══ Task material ══

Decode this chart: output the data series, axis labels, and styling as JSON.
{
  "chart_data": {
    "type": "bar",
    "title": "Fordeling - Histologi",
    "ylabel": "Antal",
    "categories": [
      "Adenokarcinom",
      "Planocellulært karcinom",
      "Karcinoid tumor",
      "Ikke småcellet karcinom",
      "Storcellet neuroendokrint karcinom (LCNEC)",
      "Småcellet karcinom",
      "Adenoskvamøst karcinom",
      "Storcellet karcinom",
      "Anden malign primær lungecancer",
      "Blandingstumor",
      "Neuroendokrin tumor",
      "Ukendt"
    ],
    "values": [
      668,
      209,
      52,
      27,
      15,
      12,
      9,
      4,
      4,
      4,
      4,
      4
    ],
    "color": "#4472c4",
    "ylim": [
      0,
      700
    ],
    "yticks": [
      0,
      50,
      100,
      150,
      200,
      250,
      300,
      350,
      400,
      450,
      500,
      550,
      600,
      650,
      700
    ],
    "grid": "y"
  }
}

═══

(Work required) Your answer must be every record above, repeated exactly.

(Exercise output)
Decode this chart: output the data series, axis labels, and styling as JSON.
{
  "chart_data": {
    "type": "bar",
    "title": "Fordeling - Histologi",
    "ylabel": "Antal",
    "categories": [
      "Adenokarcinom",
      "Planocellulært karcinom",
      "Karcinoid tumor",
      "Ikke småcellet karcinom",
      "Storcellet neuroendokrint karcinom (LCNEC)",
      "Småcellet karcinom",
      "Adenoskvamøst karcinom",
      "Storcellet karcinom",
      "Anden malign primær lungecancer",
      "Blandingstumor",
      "Neuroendokrin tumor",
      "Ukendt"
    ],
    "values": [
      668,
      209,
      52,
      27,
      15,
      12,
      9,
      4,
      4,
      4,
      4,
      4
    ],
    "color": "#4472c4",
    "ylim": [
      0,
      700
    ],
    "yticks": [
      0,
      50,
      100,
      150,
      200,
      250,
      300,
      350,
      400,
      450,
      500,
      550,
      600,
      650,
      700
    ],
    "grid": "y"
  }
}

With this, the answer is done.